STATED TASK: All records must be quoted exactly. Omit the pictures.

TASK DATA:
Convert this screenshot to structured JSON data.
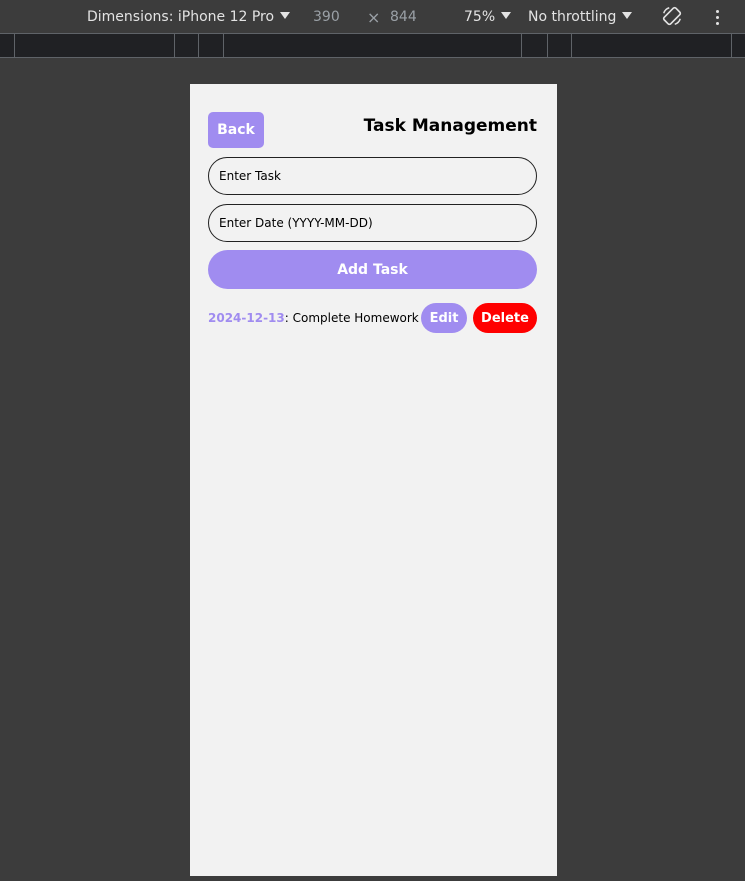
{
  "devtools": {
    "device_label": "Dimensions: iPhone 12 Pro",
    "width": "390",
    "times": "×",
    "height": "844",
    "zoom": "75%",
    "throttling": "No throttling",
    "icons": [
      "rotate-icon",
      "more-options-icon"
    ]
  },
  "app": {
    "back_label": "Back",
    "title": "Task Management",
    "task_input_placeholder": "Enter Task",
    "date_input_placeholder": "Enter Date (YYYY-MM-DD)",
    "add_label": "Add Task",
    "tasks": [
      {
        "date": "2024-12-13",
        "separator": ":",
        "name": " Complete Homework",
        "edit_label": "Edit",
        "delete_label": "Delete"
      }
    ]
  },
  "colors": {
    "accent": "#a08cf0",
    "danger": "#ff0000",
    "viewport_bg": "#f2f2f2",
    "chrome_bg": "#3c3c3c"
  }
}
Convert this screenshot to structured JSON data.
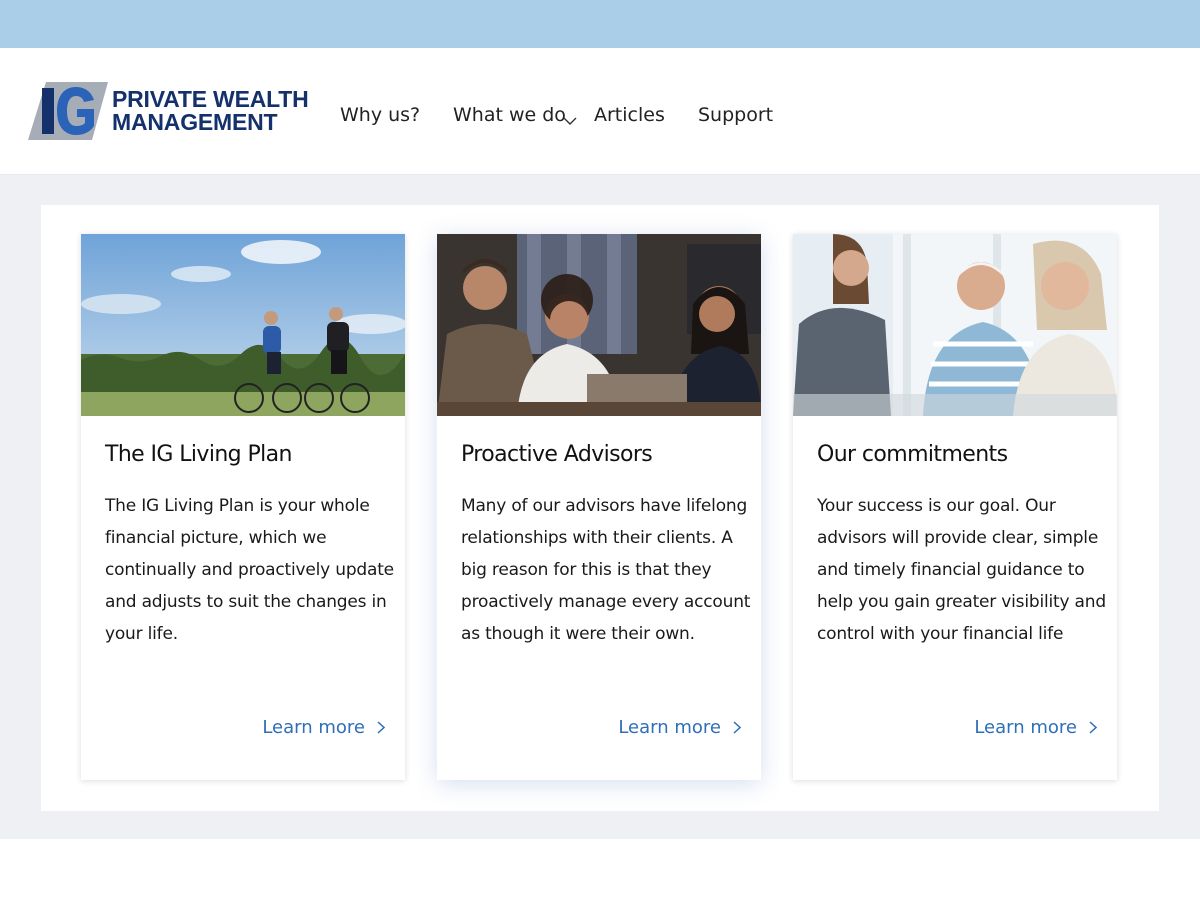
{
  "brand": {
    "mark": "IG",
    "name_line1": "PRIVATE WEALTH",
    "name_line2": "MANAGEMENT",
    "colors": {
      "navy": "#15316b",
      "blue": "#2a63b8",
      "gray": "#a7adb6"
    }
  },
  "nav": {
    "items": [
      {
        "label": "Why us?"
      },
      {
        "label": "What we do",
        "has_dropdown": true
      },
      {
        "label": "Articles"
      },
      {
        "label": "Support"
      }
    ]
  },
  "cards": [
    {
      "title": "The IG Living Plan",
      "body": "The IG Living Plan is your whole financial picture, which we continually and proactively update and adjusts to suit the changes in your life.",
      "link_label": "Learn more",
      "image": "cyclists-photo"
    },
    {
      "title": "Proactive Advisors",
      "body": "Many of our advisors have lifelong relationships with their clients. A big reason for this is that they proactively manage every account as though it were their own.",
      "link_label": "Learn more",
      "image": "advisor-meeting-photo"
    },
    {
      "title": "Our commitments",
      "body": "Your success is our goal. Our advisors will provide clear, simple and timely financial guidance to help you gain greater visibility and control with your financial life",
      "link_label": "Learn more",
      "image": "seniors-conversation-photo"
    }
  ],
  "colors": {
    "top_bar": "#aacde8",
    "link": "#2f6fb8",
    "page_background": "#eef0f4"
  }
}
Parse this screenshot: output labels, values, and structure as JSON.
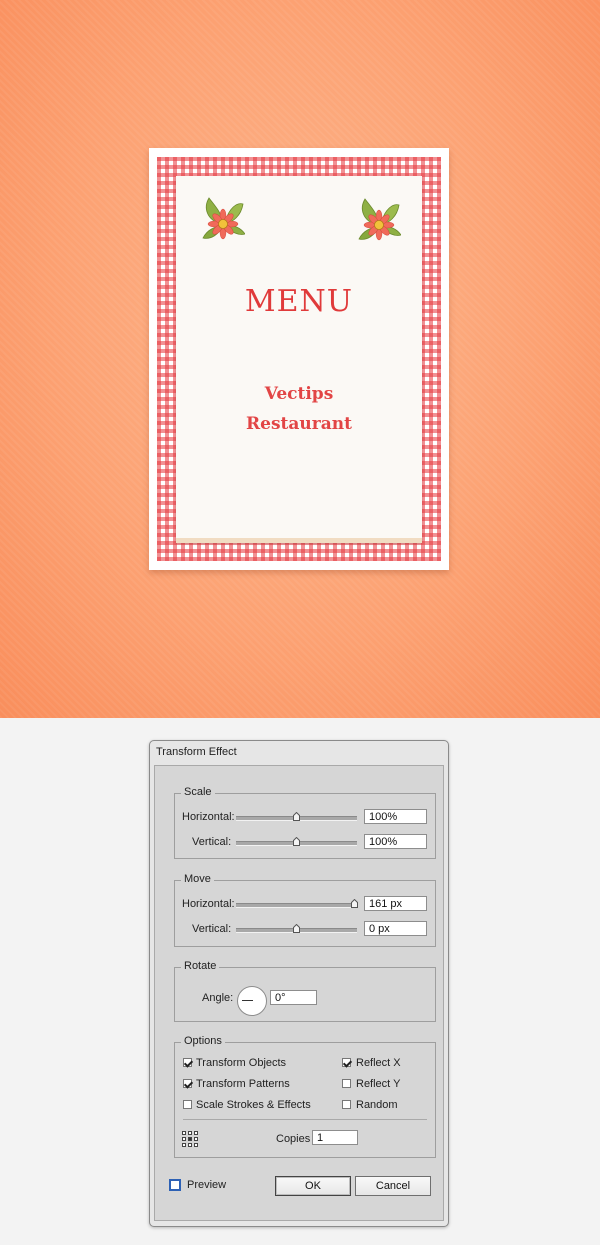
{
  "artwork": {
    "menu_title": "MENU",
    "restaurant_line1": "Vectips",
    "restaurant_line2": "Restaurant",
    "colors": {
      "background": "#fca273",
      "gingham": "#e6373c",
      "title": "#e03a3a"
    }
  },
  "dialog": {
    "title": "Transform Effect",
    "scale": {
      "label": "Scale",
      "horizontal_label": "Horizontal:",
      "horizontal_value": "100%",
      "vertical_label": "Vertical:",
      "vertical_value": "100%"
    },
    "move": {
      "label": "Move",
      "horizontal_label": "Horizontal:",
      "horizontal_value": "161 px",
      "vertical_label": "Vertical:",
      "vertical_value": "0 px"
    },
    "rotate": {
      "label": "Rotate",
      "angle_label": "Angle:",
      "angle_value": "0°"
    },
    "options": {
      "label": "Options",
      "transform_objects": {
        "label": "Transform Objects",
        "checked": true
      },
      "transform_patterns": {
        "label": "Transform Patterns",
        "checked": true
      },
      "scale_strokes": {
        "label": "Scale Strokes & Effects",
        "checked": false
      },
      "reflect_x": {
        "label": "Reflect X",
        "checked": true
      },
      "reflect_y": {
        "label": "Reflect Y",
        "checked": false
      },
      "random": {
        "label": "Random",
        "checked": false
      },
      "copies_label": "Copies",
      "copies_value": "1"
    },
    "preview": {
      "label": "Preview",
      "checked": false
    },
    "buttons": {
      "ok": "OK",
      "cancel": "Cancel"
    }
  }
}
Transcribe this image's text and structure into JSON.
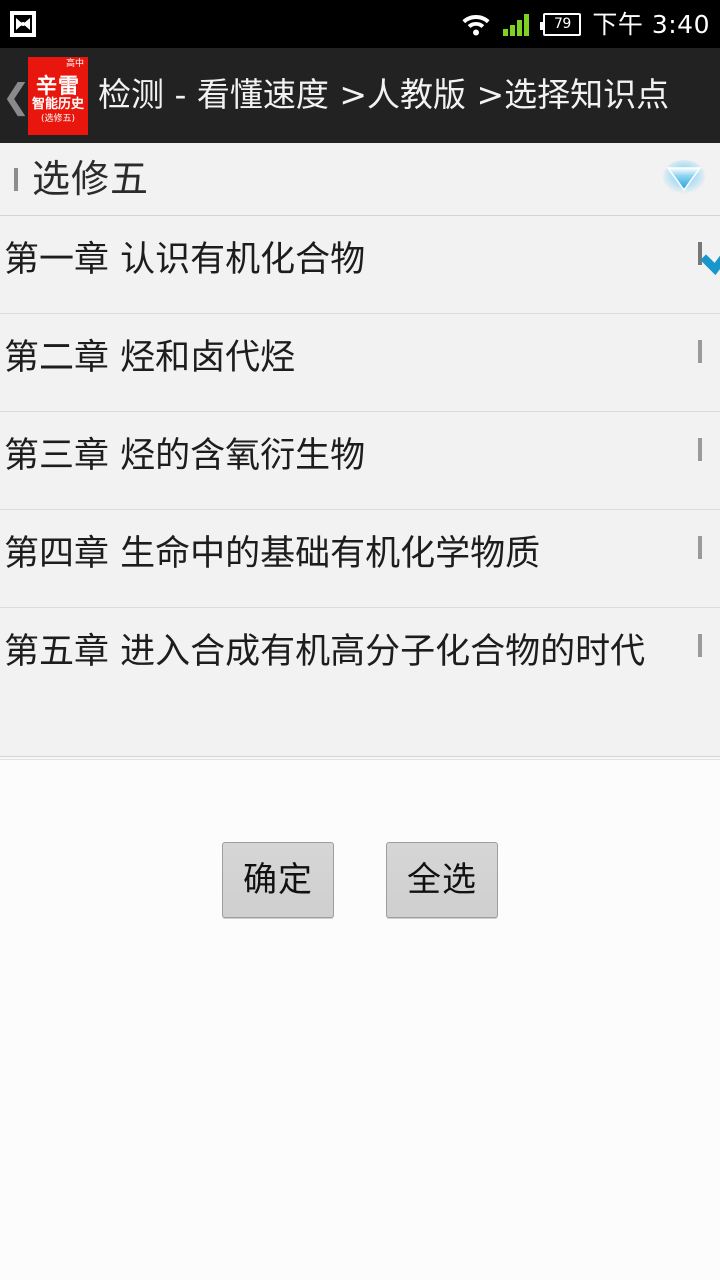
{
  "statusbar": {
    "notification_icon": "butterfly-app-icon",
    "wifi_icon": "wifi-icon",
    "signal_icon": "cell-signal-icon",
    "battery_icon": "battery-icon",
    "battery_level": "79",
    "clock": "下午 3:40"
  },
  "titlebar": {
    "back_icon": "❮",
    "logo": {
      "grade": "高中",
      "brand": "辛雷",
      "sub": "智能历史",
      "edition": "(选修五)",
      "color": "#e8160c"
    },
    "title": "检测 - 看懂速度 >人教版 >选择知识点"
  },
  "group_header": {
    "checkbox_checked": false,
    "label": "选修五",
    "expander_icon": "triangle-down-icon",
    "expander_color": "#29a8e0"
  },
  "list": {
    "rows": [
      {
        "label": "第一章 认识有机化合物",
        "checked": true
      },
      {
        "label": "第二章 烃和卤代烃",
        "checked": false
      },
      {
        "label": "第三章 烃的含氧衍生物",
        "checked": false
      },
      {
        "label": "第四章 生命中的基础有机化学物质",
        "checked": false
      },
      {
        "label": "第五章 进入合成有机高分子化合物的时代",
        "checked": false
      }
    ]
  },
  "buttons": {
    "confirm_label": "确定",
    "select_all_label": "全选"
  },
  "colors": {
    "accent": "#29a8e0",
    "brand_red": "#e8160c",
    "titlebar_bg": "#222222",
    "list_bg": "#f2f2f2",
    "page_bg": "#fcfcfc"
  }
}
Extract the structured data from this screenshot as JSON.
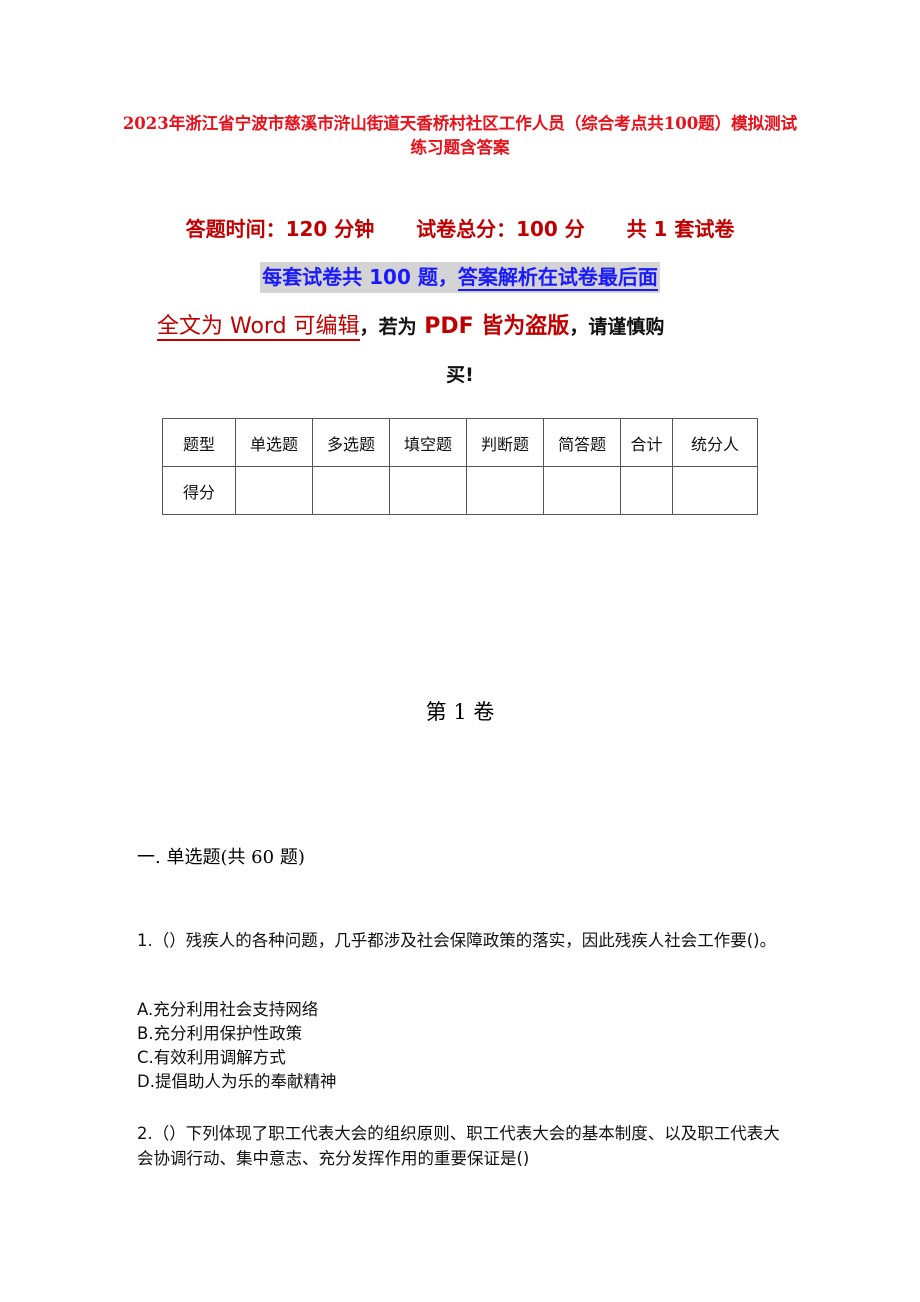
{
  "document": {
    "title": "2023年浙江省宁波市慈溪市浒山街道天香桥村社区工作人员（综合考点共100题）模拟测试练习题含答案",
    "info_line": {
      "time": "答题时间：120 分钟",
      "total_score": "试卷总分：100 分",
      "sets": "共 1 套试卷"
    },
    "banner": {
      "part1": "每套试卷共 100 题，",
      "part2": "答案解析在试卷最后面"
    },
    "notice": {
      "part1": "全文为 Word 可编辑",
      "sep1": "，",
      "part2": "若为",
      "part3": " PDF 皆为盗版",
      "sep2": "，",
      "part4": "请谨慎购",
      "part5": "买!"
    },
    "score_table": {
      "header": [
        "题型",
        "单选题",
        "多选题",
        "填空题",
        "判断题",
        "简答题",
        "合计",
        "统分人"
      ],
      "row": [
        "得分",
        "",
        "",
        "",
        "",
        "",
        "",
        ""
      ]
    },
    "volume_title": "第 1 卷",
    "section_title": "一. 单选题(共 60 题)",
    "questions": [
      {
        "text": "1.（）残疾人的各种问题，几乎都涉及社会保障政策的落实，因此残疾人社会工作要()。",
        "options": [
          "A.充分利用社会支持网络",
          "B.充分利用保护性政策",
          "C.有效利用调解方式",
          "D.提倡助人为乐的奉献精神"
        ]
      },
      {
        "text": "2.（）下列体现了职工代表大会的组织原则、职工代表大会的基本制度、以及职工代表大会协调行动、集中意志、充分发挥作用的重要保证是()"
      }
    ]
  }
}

EXERCISE SOLUTION:
Convert this screenshot to structured JSON data.
{
  "devtools": {
    "device_label": "Dimensions: iPhone 12 Pro",
    "width": "390",
    "times": "×",
    "height": "844",
    "zoom": "75%",
    "throttling": "No throttling",
    "icons": [
      "rotate-icon",
      "more-options-icon"
    ]
  },
  "app": {
    "back_label": "Back",
    "title": "Task Management",
    "task_input_placeholder": "Enter Task",
    "date_input_placeholder": "Enter Date (YYYY-MM-DD)",
    "add_label": "Add Task",
    "tasks": [
      {
        "date": "2024-12-13",
        "separator": ":",
        "name": " Complete Homework",
        "edit_label": "Edit",
        "delete_label": "Delete"
      }
    ]
  },
  "colors": {
    "accent": "#a08cf0",
    "danger": "#ff0000",
    "viewport_bg": "#f2f2f2",
    "chrome_bg": "#3c3c3c"
  }
}
Convert this screenshot to structured JSON data.
{
  "brand": {
    "mark": "IG",
    "name_line1": "PRIVATE WEALTH",
    "name_line2": "MANAGEMENT",
    "colors": {
      "navy": "#15316b",
      "blue": "#2a63b8",
      "gray": "#a7adb6"
    }
  },
  "nav": {
    "items": [
      {
        "label": "Why us?"
      },
      {
        "label": "What we do",
        "has_dropdown": true
      },
      {
        "label": "Articles"
      },
      {
        "label": "Support"
      }
    ]
  },
  "cards": [
    {
      "title": "The IG Living Plan",
      "body": "The IG Living Plan is your whole financial picture, which we continually and proactively update and adjusts to suit the changes in your life.",
      "link_label": "Learn more",
      "image": "cyclists-photo"
    },
    {
      "title": "Proactive Advisors",
      "body": "Many of our advisors have lifelong relationships with their clients. A big reason for this is that they proactively manage every account as though it were their own.",
      "link_label": "Learn more",
      "image": "advisor-meeting-photo"
    },
    {
      "title": "Our commitments",
      "body": "Your success is our goal. Our advisors will provide clear, simple and timely financial guidance to help you gain greater visibility and control with your financial life",
      "link_label": "Learn more",
      "image": "seniors-conversation-photo"
    }
  ],
  "colors": {
    "top_bar": "#aacde8",
    "link": "#2f6fb8",
    "page_background": "#eef0f4"
  }
}
Parse this screenshot: output labels, values, and structure as JSON.
{
  "artwork": {
    "menu_title": "MENU",
    "restaurant_line1": "Vectips",
    "restaurant_line2": "Restaurant",
    "colors": {
      "background": "#fca273",
      "gingham": "#e6373c",
      "title": "#e03a3a"
    }
  },
  "dialog": {
    "title": "Transform Effect",
    "scale": {
      "label": "Scale",
      "horizontal_label": "Horizontal:",
      "horizontal_value": "100%",
      "vertical_label": "Vertical:",
      "vertical_value": "100%"
    },
    "move": {
      "label": "Move",
      "horizontal_label": "Horizontal:",
      "horizontal_value": "161 px",
      "vertical_label": "Vertical:",
      "vertical_value": "0 px"
    },
    "rotate": {
      "label": "Rotate",
      "angle_label": "Angle:",
      "angle_value": "0°"
    },
    "options": {
      "label": "Options",
      "transform_objects": {
        "label": "Transform Objects",
        "checked": true
      },
      "transform_patterns": {
        "label": "Transform Patterns",
        "checked": true
      },
      "scale_strokes": {
        "label": "Scale Strokes & Effects",
        "checked": false
      },
      "reflect_x": {
        "label": "Reflect X",
        "checked": true
      },
      "reflect_y": {
        "label": "Reflect Y",
        "checked": false
      },
      "random": {
        "label": "Random",
        "checked": false
      },
      "copies_label": "Copies",
      "copies_value": "1"
    },
    "preview": {
      "label": "Preview",
      "checked": false
    },
    "buttons": {
      "ok": "OK",
      "cancel": "Cancel"
    }
  }
}
Transcribe this image's text and structure into JSON.
{
  "statusbar": {
    "notification_icon": "butterfly-app-icon",
    "wifi_icon": "wifi-icon",
    "signal_icon": "cell-signal-icon",
    "battery_icon": "battery-icon",
    "battery_level": "79",
    "clock": "下午 3:40"
  },
  "titlebar": {
    "back_icon": "❮",
    "logo": {
      "grade": "高中",
      "brand": "辛雷",
      "sub": "智能历史",
      "edition": "(选修五)",
      "color": "#e8160c"
    },
    "title": "检测 - 看懂速度 >人教版 >选择知识点"
  },
  "group_header": {
    "checkbox_checked": false,
    "label": "选修五",
    "expander_icon": "triangle-down-icon",
    "expander_color": "#29a8e0"
  },
  "list": {
    "rows": [
      {
        "label": "第一章 认识有机化合物",
        "checked": true
      },
      {
        "label": "第二章 烃和卤代烃",
        "checked": false
      },
      {
        "label": "第三章 烃的含氧衍生物",
        "checked": false
      },
      {
        "label": "第四章 生命中的基础有机化学物质",
        "checked": false
      },
      {
        "label": "第五章 进入合成有机高分子化合物的时代",
        "checked": false
      }
    ]
  },
  "buttons": {
    "confirm_label": "确定",
    "select_all_label": "全选"
  },
  "colors": {
    "accent": "#29a8e0",
    "brand_red": "#e8160c",
    "titlebar_bg": "#222222",
    "list_bg": "#f2f2f2",
    "page_bg": "#fcfcfc"
  }
}
Extract the structured data from this screenshot as JSON.
{
  "document": {
    "title": "2023年浙江省宁波市慈溪市浒山街道天香桥村社区工作人员（综合考点共100题）模拟测试练习题含答案",
    "info_line": {
      "time": "答题时间：120 分钟",
      "total_score": "试卷总分：100 分",
      "sets": "共 1 套试卷"
    },
    "banner": {
      "part1": "每套试卷共 100 题，",
      "part2": "答案解析在试卷最后面"
    },
    "notice": {
      "part1": "全文为 Word 可编辑",
      "sep1": "，",
      "part2": "若为",
      "part3": " PDF 皆为盗版",
      "sep2": "，",
      "part4": "请谨慎购",
      "part5": "买!"
    },
    "score_table": {
      "header": [
        "题型",
        "单选题",
        "多选题",
        "填空题",
        "判断题",
        "简答题",
        "合计",
        "统分人"
      ],
      "row": [
        "得分",
        "",
        "",
        "",
        "",
        "",
        "",
        ""
      ]
    },
    "volume_title": "第 1 卷",
    "section_title": "一. 单选题(共 60 题)",
    "questions": [
      {
        "text": "1.（）残疾人的各种问题，几乎都涉及社会保障政策的落实，因此残疾人社会工作要()。",
        "options": [
          "A.充分利用社会支持网络",
          "B.充分利用保护性政策",
          "C.有效利用调解方式",
          "D.提倡助人为乐的奉献精神"
        ]
      },
      {
        "text": "2.（）下列体现了职工代表大会的组织原则、职工代表大会的基本制度、以及职工代表大会协调行动、集中意志、充分发挥作用的重要保证是()"
      }
    ]
  }
}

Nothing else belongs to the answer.